**INFORMATION SUPPLIED:**
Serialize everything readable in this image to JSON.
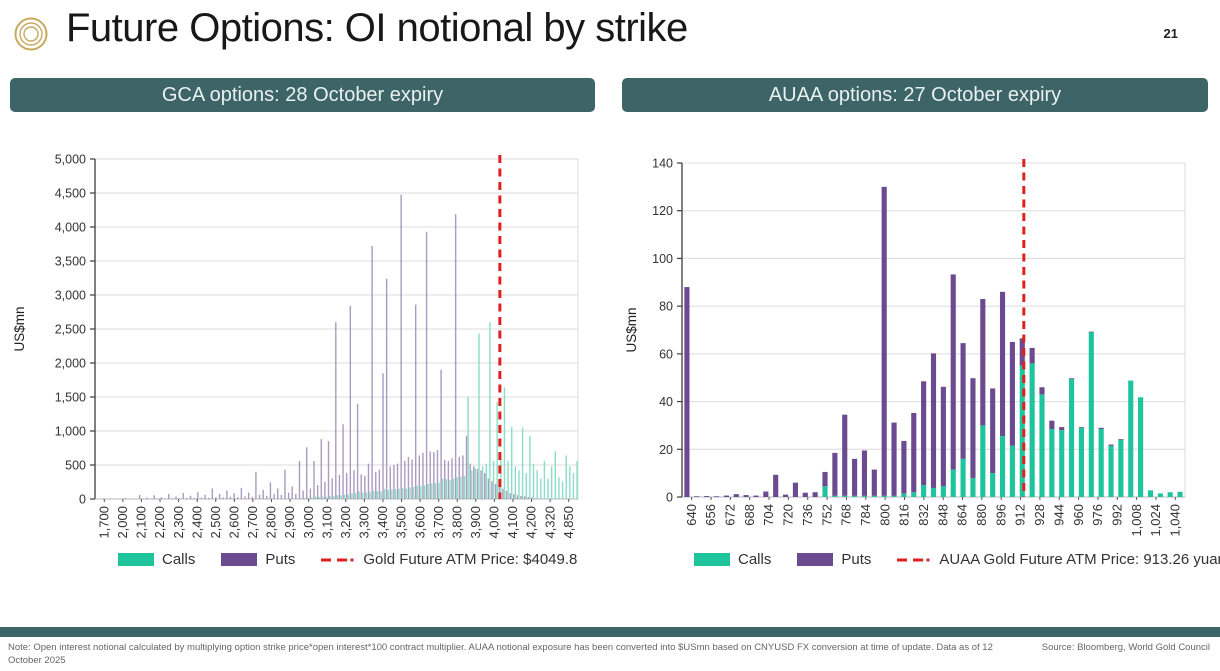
{
  "header": {
    "title": "Future Options: OI notional by strike",
    "page_number": "21",
    "logo_icon": "concentric-circles-gold-logo"
  },
  "sections": {
    "gca_title": "GCA options: 28 October expiry",
    "auaa_title": "AUAA options: 27 October expiry"
  },
  "footer": {
    "note": "Note: Open interest notional calculated by multiplying option strike price*open interest*100 contract multiplier. AUAA notional exposure has been converted into $USmn based on CNYUSD FX conversion at time of update. Data as of 12 October 2025",
    "source": "Source: Bloomberg, World Gold Council"
  },
  "colors": {
    "header_bg": "#3d6466",
    "calls": "#1ec49c",
    "puts": "#6b4a8f",
    "calls_light": "#7fd9c0",
    "puts_light": "#9b89b4",
    "atm_red": "#e01f1f",
    "grid": "#dcdcdc",
    "axis": "#3c3c3c"
  },
  "chart_data": [
    {
      "type": "bar",
      "mode": "overlay",
      "title": "GCA options: 28 October expiry",
      "ylabel": "US$mn",
      "ylim": [
        0,
        5000
      ],
      "yticks": [
        "0",
        "500",
        "1,000",
        "1,500",
        "2,000",
        "2,500",
        "3,000",
        "3,500",
        "4,000",
        "4,500",
        "5,000"
      ],
      "xticks": [
        "1,700",
        "2,000",
        "2,100",
        "2,200",
        "2,300",
        "2,400",
        "2,500",
        "2,600",
        "2,700",
        "2,800",
        "2,900",
        "3,000",
        "3,100",
        "3,200",
        "3,300",
        "3,400",
        "3,500",
        "3,600",
        "3,700",
        "3,800",
        "3,900",
        "4,000",
        "4,100",
        "4,200",
        "4,320",
        "4,850"
      ],
      "legend": {
        "calls": "Calls",
        "puts": "Puts",
        "atm": "Gold Future ATM Price: $4049.8"
      },
      "atm": {
        "value": 4049.8,
        "label": "Gold Future ATM Price: $4049.8"
      },
      "series_format": [
        "strike",
        "calls_USmn",
        "puts_USmn"
      ],
      "points": [
        [
          1700,
          0,
          3
        ],
        [
          1725,
          0,
          1
        ],
        [
          1750,
          0,
          5
        ],
        [
          1775,
          0,
          1
        ],
        [
          1800,
          0,
          9
        ],
        [
          1825,
          0,
          2
        ],
        [
          1850,
          0,
          5
        ],
        [
          1875,
          0,
          2
        ],
        [
          1900,
          0,
          14
        ],
        [
          1925,
          0,
          3
        ],
        [
          1950,
          0,
          7
        ],
        [
          1975,
          0,
          3
        ],
        [
          2000,
          0,
          60
        ],
        [
          2025,
          0,
          8
        ],
        [
          2050,
          0,
          20
        ],
        [
          2075,
          0,
          7
        ],
        [
          2100,
          0,
          55
        ],
        [
          2125,
          0,
          10
        ],
        [
          2150,
          0,
          28
        ],
        [
          2175,
          0,
          9
        ],
        [
          2200,
          0,
          75
        ],
        [
          2225,
          0,
          12
        ],
        [
          2250,
          0,
          38
        ],
        [
          2275,
          0,
          11
        ],
        [
          2300,
          0,
          88
        ],
        [
          2325,
          0,
          16
        ],
        [
          2350,
          0,
          48
        ],
        [
          2375,
          0,
          14
        ],
        [
          2400,
          0,
          100
        ],
        [
          2425,
          0,
          22
        ],
        [
          2450,
          0,
          62
        ],
        [
          2475,
          0,
          18
        ],
        [
          2500,
          0,
          155
        ],
        [
          2525,
          0,
          28
        ],
        [
          2550,
          0,
          75
        ],
        [
          2575,
          0,
          22
        ],
        [
          2600,
          0,
          125
        ],
        [
          2625,
          0,
          32
        ],
        [
          2650,
          0,
          85
        ],
        [
          2675,
          0,
          26
        ],
        [
          2700,
          0,
          165
        ],
        [
          2725,
          0,
          38
        ],
        [
          2750,
          0,
          95
        ],
        [
          2775,
          0,
          32
        ],
        [
          2800,
          0,
          400
        ],
        [
          2825,
          0,
          62
        ],
        [
          2850,
          0,
          135
        ],
        [
          2875,
          0,
          48
        ],
        [
          2900,
          0,
          245
        ],
        [
          2925,
          0,
          72
        ],
        [
          2950,
          0,
          155
        ],
        [
          2975,
          0,
          58
        ],
        [
          3000,
          5,
          430
        ],
        [
          3025,
          5,
          95
        ],
        [
          3050,
          8,
          185
        ],
        [
          3075,
          8,
          75
        ],
        [
          3100,
          12,
          560
        ],
        [
          3125,
          12,
          125
        ],
        [
          3150,
          18,
          760
        ],
        [
          3175,
          18,
          155
        ],
        [
          3200,
          35,
          560
        ],
        [
          3225,
          28,
          205
        ],
        [
          3250,
          35,
          880
        ],
        [
          3275,
          32,
          255
        ],
        [
          3300,
          45,
          850
        ],
        [
          3325,
          45,
          305
        ],
        [
          3350,
          55,
          2600
        ],
        [
          3375,
          55,
          355
        ],
        [
          3400,
          65,
          1100
        ],
        [
          3425,
          65,
          385
        ],
        [
          3450,
          85,
          2840
        ],
        [
          3475,
          85,
          425
        ],
        [
          3500,
          110,
          1400
        ],
        [
          3520,
          95,
          360
        ],
        [
          3530,
          100,
          340
        ],
        [
          3540,
          105,
          520
        ],
        [
          3560,
          120,
          3720
        ],
        [
          3570,
          115,
          400
        ],
        [
          3580,
          110,
          430
        ],
        [
          3600,
          150,
          1850
        ],
        [
          3610,
          130,
          3240
        ],
        [
          3620,
          140,
          480
        ],
        [
          3630,
          145,
          500
        ],
        [
          3640,
          150,
          520
        ],
        [
          3650,
          160,
          4475
        ],
        [
          3660,
          150,
          560
        ],
        [
          3680,
          170,
          620
        ],
        [
          3690,
          180,
          580
        ],
        [
          3700,
          200,
          2860
        ],
        [
          3720,
          190,
          640
        ],
        [
          3740,
          200,
          680
        ],
        [
          3750,
          220,
          3930
        ],
        [
          3760,
          230,
          700
        ],
        [
          3770,
          235,
          690
        ],
        [
          3780,
          240,
          720
        ],
        [
          3800,
          300,
          1900
        ],
        [
          3810,
          290,
          575
        ],
        [
          3820,
          280,
          560
        ],
        [
          3840,
          300,
          600
        ],
        [
          3850,
          320,
          4190
        ],
        [
          3860,
          330,
          620
        ],
        [
          3880,
          340,
          640
        ],
        [
          3900,
          1500,
          930
        ],
        [
          3920,
          420,
          520
        ],
        [
          3940,
          450,
          480
        ],
        [
          3950,
          2430,
          440
        ],
        [
          3960,
          480,
          420
        ],
        [
          3980,
          520,
          380
        ],
        [
          4000,
          2600,
          300
        ],
        [
          4020,
          560,
          260
        ],
        [
          4040,
          1430,
          220
        ],
        [
          4050,
          620,
          180
        ],
        [
          4060,
          1640,
          150
        ],
        [
          4080,
          560,
          120
        ],
        [
          4100,
          1060,
          90
        ],
        [
          4120,
          480,
          70
        ],
        [
          4140,
          420,
          55
        ],
        [
          4150,
          1050,
          45
        ],
        [
          4160,
          380,
          40
        ],
        [
          4180,
          930,
          30
        ],
        [
          4200,
          520,
          25
        ],
        [
          4240,
          420,
          10
        ],
        [
          4270,
          300,
          6
        ],
        [
          4300,
          560,
          5
        ],
        [
          4320,
          300,
          4
        ],
        [
          4360,
          480,
          3
        ],
        [
          4420,
          700,
          3
        ],
        [
          4480,
          320,
          2
        ],
        [
          4550,
          260,
          2
        ],
        [
          4620,
          640,
          2
        ],
        [
          4700,
          480,
          1
        ],
        [
          4780,
          380,
          1
        ],
        [
          4850,
          560,
          1
        ]
      ]
    },
    {
      "type": "bar",
      "mode": "stacked",
      "title": "AUAA options: 27 October expiry",
      "ylabel": "US$mn",
      "ylim": [
        0,
        140
      ],
      "yticks": [
        "0",
        "20",
        "40",
        "60",
        "80",
        "100",
        "120",
        "140"
      ],
      "xticks": [
        "640",
        "656",
        "672",
        "688",
        "704",
        "720",
        "736",
        "752",
        "768",
        "784",
        "800",
        "816",
        "832",
        "848",
        "864",
        "880",
        "896",
        "912",
        "928",
        "944",
        "960",
        "976",
        "992",
        "1,008",
        "1,024",
        "1,040"
      ],
      "legend": {
        "calls": "Calls",
        "puts": "Puts",
        "atm": "AUAA Gold Future ATM Price: 913.26 yuan/g"
      },
      "atm": {
        "value": 913.26,
        "label": "AUAA Gold Future ATM Price: 913.26 yuan/g"
      },
      "series_format": [
        "strike",
        "calls_USmn",
        "puts_USmn"
      ],
      "points": [
        [
          640,
          0,
          88
        ],
        [
          648,
          0,
          0.3
        ],
        [
          656,
          0,
          0.4
        ],
        [
          664,
          0,
          0.3
        ],
        [
          672,
          0,
          0.6
        ],
        [
          680,
          0,
          1.2
        ],
        [
          688,
          0,
          0.8
        ],
        [
          696,
          0,
          0.6
        ],
        [
          704,
          0,
          2.3
        ],
        [
          712,
          0,
          9.3
        ],
        [
          720,
          0,
          1
        ],
        [
          728,
          0,
          6
        ],
        [
          736,
          0,
          1.8
        ],
        [
          744,
          0,
          2
        ],
        [
          752,
          4.5,
          6
        ],
        [
          760,
          0.5,
          18
        ],
        [
          768,
          0.5,
          34
        ],
        [
          776,
          0.5,
          15.5
        ],
        [
          784,
          0.5,
          19
        ],
        [
          792,
          0.5,
          11
        ],
        [
          800,
          0.5,
          129.5
        ],
        [
          808,
          0.5,
          30.7
        ],
        [
          816,
          1.5,
          22
        ],
        [
          824,
          2,
          33.2
        ],
        [
          832,
          5,
          43.5
        ],
        [
          840,
          3.8,
          56.4
        ],
        [
          848,
          4.5,
          41.7
        ],
        [
          856,
          11.5,
          81.8
        ],
        [
          864,
          16,
          48.5
        ],
        [
          872,
          8,
          41.8
        ],
        [
          880,
          30,
          53
        ],
        [
          888,
          10,
          35.5
        ],
        [
          896,
          25.5,
          60.5
        ],
        [
          904,
          21.5,
          43.5
        ],
        [
          912,
          55,
          11.5
        ],
        [
          920,
          56,
          6.5
        ],
        [
          928,
          43,
          3
        ],
        [
          936,
          28.5,
          3.5
        ],
        [
          944,
          28,
          1.3
        ],
        [
          952,
          49.5,
          0.3
        ],
        [
          960,
          29,
          0.3
        ],
        [
          968,
          69,
          0.3
        ],
        [
          976,
          28.5,
          0.5
        ],
        [
          984,
          21.5,
          0.5
        ],
        [
          992,
          24,
          0.3
        ],
        [
          1000,
          48.8,
          0
        ],
        [
          1008,
          41.8,
          0
        ],
        [
          1016,
          2.8,
          0
        ],
        [
          1024,
          1.5,
          0
        ],
        [
          1032,
          2,
          0
        ],
        [
          1040,
          2.2,
          0
        ]
      ]
    }
  ]
}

**TASK TO CARRY OUT:** Return, from the data, each line that has the word "Future" in it.

**OUTPUT OF THE TASK:**
    "title": "Future Options: OI notional by strike",
        "atm": "Gold Future ATM Price: $4049.8"
        "label": "Gold Future ATM Price: $4049.8"
        "atm": "AUAA Gold Future ATM Price: 913.26 yuan/g"
        "label": "AUAA Gold Future ATM Price: 913.26 yuan/g"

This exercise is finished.